▶ [Task brief] In the listing that follows, count each line containing the string "ylabel" and report only the count.

|---|

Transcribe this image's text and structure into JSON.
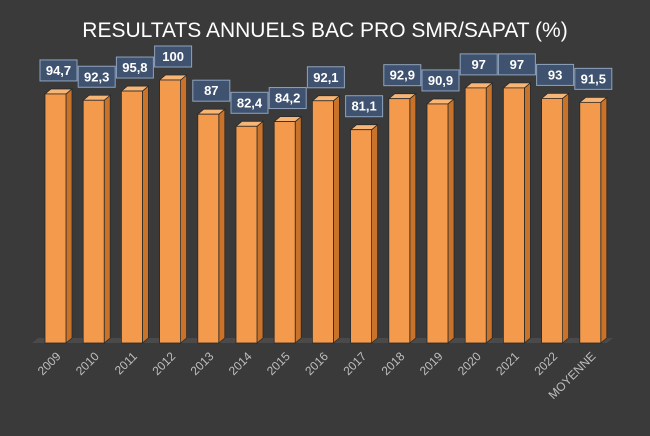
{
  "chart_data": {
    "type": "bar",
    "title": "RESULTATS ANNUELS BAC PRO  SMR/SAPAT (%)",
    "categories": [
      "2009",
      "2010",
      "2011",
      "2012",
      "2013",
      "2014",
      "2015",
      "2016",
      "2017",
      "2018",
      "2019",
      "2020",
      "2021",
      "2022",
      "MOYENNE"
    ],
    "values": [
      94.7,
      92.3,
      95.8,
      100,
      87,
      82.4,
      84.2,
      92.1,
      81.1,
      92.9,
      90.9,
      97,
      97,
      93,
      91.5
    ],
    "data_labels": [
      "94,7",
      "92,3",
      "95,8",
      "100",
      "87",
      "82,4",
      "84,2",
      "92,1",
      "81,1",
      "92,9",
      "90,9",
      "97",
      "97",
      "93",
      "91,5"
    ],
    "xlabel": "",
    "ylabel": "",
    "ylim": [
      0,
      100
    ],
    "grid": false,
    "legend": "none",
    "colors": {
      "background": "#3a3a3a",
      "bar_front": "#f39a4c",
      "bar_side": "#c9732a",
      "bar_top": "#f8b676",
      "bar_outline": "#2a2a2a",
      "label_box": "#3f5370",
      "label_box_border": "#8fa3bd",
      "label_text": "#ffffff",
      "title_text": "#ffffff",
      "tick_text": "#bfbfbf",
      "floor": "#4a4a4a"
    }
  }
}
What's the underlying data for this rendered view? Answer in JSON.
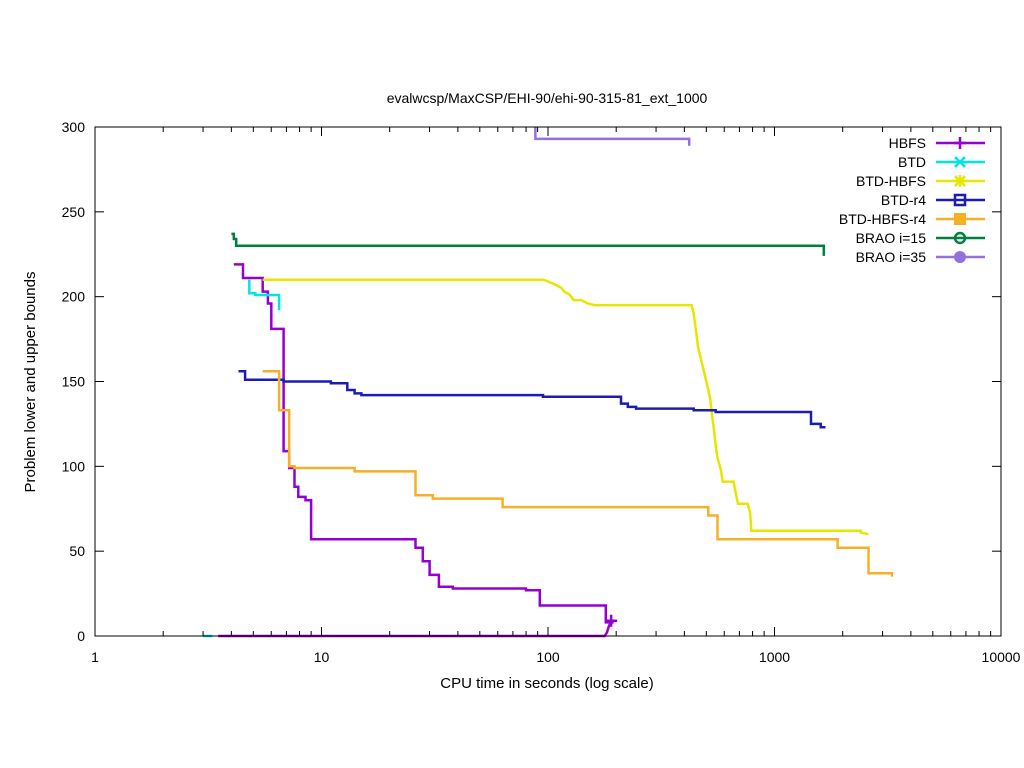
{
  "chart_data": {
    "type": "line",
    "title": "evalwcsp/MaxCSP/EHI-90/ehi-90-315-81_ext_1000",
    "xlabel": "CPU time in seconds (log scale)",
    "ylabel": "Problem lower and upper bounds",
    "xscale": "log",
    "xlim": [
      1,
      10000
    ],
    "ylim": [
      0,
      300
    ],
    "xticks": [
      {
        "value": 1,
        "label": "1"
      },
      {
        "value": 10,
        "label": "10"
      },
      {
        "value": 100,
        "label": "100"
      },
      {
        "value": 1000,
        "label": "1000"
      },
      {
        "value": 10000,
        "label": "10000"
      }
    ],
    "yticks": [
      {
        "value": 0,
        "label": "0"
      },
      {
        "value": 50,
        "label": "50"
      },
      {
        "value": 100,
        "label": "100"
      },
      {
        "value": 150,
        "label": "150"
      },
      {
        "value": 200,
        "label": "200"
      },
      {
        "value": 250,
        "label": "250"
      },
      {
        "value": 300,
        "label": "300"
      }
    ],
    "legend_position": "top-right",
    "series": [
      {
        "name": "HBFS",
        "color": "#9400d3",
        "marker": "plus",
        "upper": [
          [
            4.1,
            219
          ],
          [
            4.5,
            219
          ],
          [
            4.5,
            211
          ],
          [
            5.5,
            211
          ],
          [
            5.5,
            203
          ],
          [
            5.8,
            203
          ],
          [
            5.8,
            196
          ],
          [
            6.0,
            196
          ],
          [
            6.0,
            181
          ],
          [
            6.8,
            181
          ],
          [
            6.8,
            109
          ],
          [
            7.2,
            109
          ],
          [
            7.2,
            99
          ],
          [
            7.6,
            99
          ],
          [
            7.6,
            88
          ],
          [
            7.9,
            88
          ],
          [
            7.9,
            82
          ],
          [
            8.5,
            82
          ],
          [
            8.5,
            80
          ],
          [
            9.0,
            80
          ],
          [
            9.0,
            57
          ],
          [
            26,
            57
          ],
          [
            26,
            52
          ],
          [
            28,
            52
          ],
          [
            28,
            44
          ],
          [
            30,
            44
          ],
          [
            30,
            36
          ],
          [
            33,
            36
          ],
          [
            33,
            29
          ],
          [
            38,
            29
          ],
          [
            38,
            28
          ],
          [
            80,
            28
          ],
          [
            80,
            27
          ],
          [
            92,
            27
          ],
          [
            92,
            18
          ],
          [
            180,
            18
          ],
          [
            180,
            8
          ],
          [
            195,
            8
          ]
        ],
        "lower": [
          [
            3.5,
            0
          ],
          [
            178,
            0
          ],
          [
            182,
            2
          ],
          [
            186,
            6
          ],
          [
            190,
            8
          ]
        ],
        "markers": [
          [
            190,
            9
          ]
        ]
      },
      {
        "name": "BTD",
        "color": "#00e5e5",
        "marker": "cross",
        "upper": [
          [
            4.8,
            210
          ],
          [
            4.8,
            202
          ],
          [
            5.1,
            202
          ],
          [
            5.1,
            201
          ],
          [
            6.5,
            201
          ],
          [
            6.5,
            192
          ]
        ],
        "lower": [
          [
            3.0,
            0
          ],
          [
            3.3,
            0
          ]
        ],
        "markers": []
      },
      {
        "name": "BTD-HBFS",
        "color": "#e6e600",
        "marker": "star",
        "upper": [
          [
            5.5,
            210
          ],
          [
            95,
            210
          ],
          [
            100,
            209
          ],
          [
            108,
            207
          ],
          [
            115,
            205
          ],
          [
            118,
            203
          ],
          [
            125,
            201
          ],
          [
            130,
            198
          ],
          [
            140,
            198
          ],
          [
            150,
            196
          ],
          [
            160,
            195
          ],
          [
            430,
            195
          ],
          [
            440,
            190
          ],
          [
            450,
            180
          ],
          [
            460,
            170
          ],
          [
            470,
            165
          ],
          [
            480,
            160
          ],
          [
            490,
            155
          ],
          [
            500,
            150
          ],
          [
            510,
            145
          ],
          [
            520,
            140
          ],
          [
            530,
            130
          ],
          [
            540,
            122
          ],
          [
            550,
            112
          ],
          [
            560,
            105
          ],
          [
            580,
            98
          ],
          [
            590,
            91
          ],
          [
            660,
            91
          ],
          [
            670,
            86
          ],
          [
            690,
            78
          ],
          [
            760,
            78
          ],
          [
            780,
            73
          ],
          [
            790,
            62
          ],
          [
            2400,
            62
          ],
          [
            2400,
            61
          ],
          [
            2600,
            60
          ]
        ],
        "lower": [],
        "markers": []
      },
      {
        "name": "BTD-r4",
        "color": "#1c1cb3",
        "marker": "box",
        "upper": [
          [
            4.3,
            156
          ],
          [
            4.6,
            156
          ],
          [
            4.6,
            151
          ],
          [
            6.8,
            151
          ],
          [
            6.8,
            150
          ],
          [
            11,
            150
          ],
          [
            11,
            149
          ],
          [
            13,
            149
          ],
          [
            13,
            145
          ],
          [
            14,
            145
          ],
          [
            14,
            143
          ],
          [
            15,
            143
          ],
          [
            15,
            142
          ],
          [
            95,
            142
          ],
          [
            95,
            141
          ],
          [
            210,
            141
          ],
          [
            210,
            137
          ],
          [
            225,
            137
          ],
          [
            225,
            135
          ],
          [
            245,
            135
          ],
          [
            245,
            134
          ],
          [
            440,
            134
          ],
          [
            440,
            133
          ],
          [
            550,
            133
          ],
          [
            550,
            132
          ],
          [
            1450,
            132
          ],
          [
            1450,
            125
          ],
          [
            1600,
            125
          ],
          [
            1600,
            123
          ],
          [
            1680,
            123
          ]
        ],
        "lower": [],
        "markers": []
      },
      {
        "name": "BTD-HBFS-r4",
        "color": "#f5b025",
        "marker": "fbox",
        "upper": [
          [
            5.5,
            156
          ],
          [
            6.5,
            156
          ],
          [
            6.5,
            133
          ],
          [
            7.2,
            133
          ],
          [
            7.2,
            100
          ],
          [
            7.6,
            100
          ],
          [
            7.6,
            99
          ],
          [
            14,
            99
          ],
          [
            14,
            97
          ],
          [
            26,
            97
          ],
          [
            26,
            83
          ],
          [
            31,
            83
          ],
          [
            31,
            81
          ],
          [
            63,
            81
          ],
          [
            63,
            76
          ],
          [
            510,
            76
          ],
          [
            510,
            71
          ],
          [
            560,
            71
          ],
          [
            560,
            57
          ],
          [
            1900,
            57
          ],
          [
            1900,
            52
          ],
          [
            2600,
            52
          ],
          [
            2600,
            37
          ],
          [
            3300,
            37
          ],
          [
            3300,
            35
          ]
        ],
        "lower": [],
        "markers": []
      },
      {
        "name": "BRAO i=15",
        "color": "#008040",
        "marker": "circle",
        "upper": [
          [
            4.0,
            237
          ],
          [
            4.1,
            237
          ],
          [
            4.1,
            234
          ],
          [
            4.2,
            234
          ],
          [
            4.2,
            230
          ],
          [
            1650,
            230
          ],
          [
            1650,
            224
          ]
        ],
        "lower": [],
        "markers": []
      },
      {
        "name": "BRAO i=35",
        "color": "#9370db",
        "marker": "fcircle",
        "upper": [
          [
            88,
            300
          ],
          [
            88,
            293
          ],
          [
            420,
            293
          ],
          [
            420,
            289
          ]
        ],
        "lower": [],
        "markers": []
      }
    ]
  }
}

|---|

▶ [Final result] 2